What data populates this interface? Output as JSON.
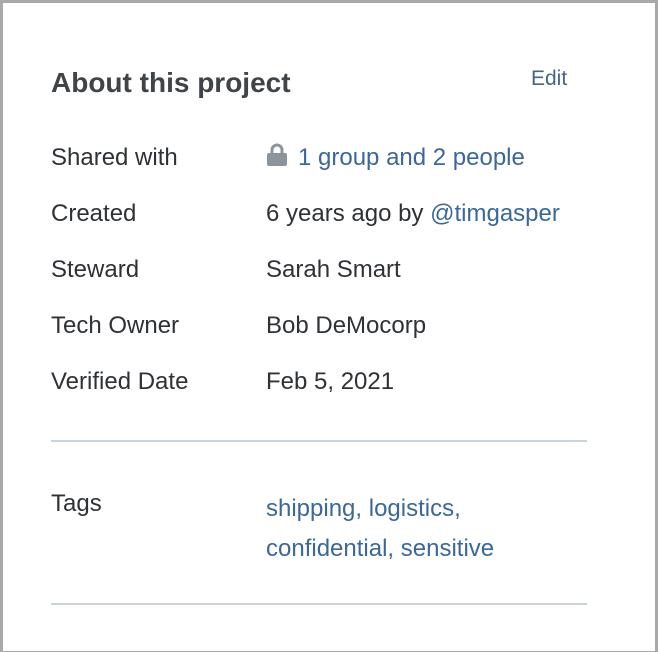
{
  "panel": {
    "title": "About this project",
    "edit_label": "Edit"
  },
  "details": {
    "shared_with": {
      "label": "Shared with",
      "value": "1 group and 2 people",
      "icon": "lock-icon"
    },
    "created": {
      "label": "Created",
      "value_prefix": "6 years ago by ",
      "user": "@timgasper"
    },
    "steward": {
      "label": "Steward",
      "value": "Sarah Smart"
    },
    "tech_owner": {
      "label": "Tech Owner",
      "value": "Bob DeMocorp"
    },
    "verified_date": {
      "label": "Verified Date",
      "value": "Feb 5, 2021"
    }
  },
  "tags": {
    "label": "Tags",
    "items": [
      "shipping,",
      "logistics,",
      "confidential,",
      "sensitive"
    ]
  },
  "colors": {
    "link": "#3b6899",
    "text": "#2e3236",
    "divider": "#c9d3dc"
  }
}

▬▬▬▬▬▬

_OBJECTIVE_: Above are some records. Report the number of their lines that include "this", and add nothing else.

_COMPLETE RESPONSE_: 2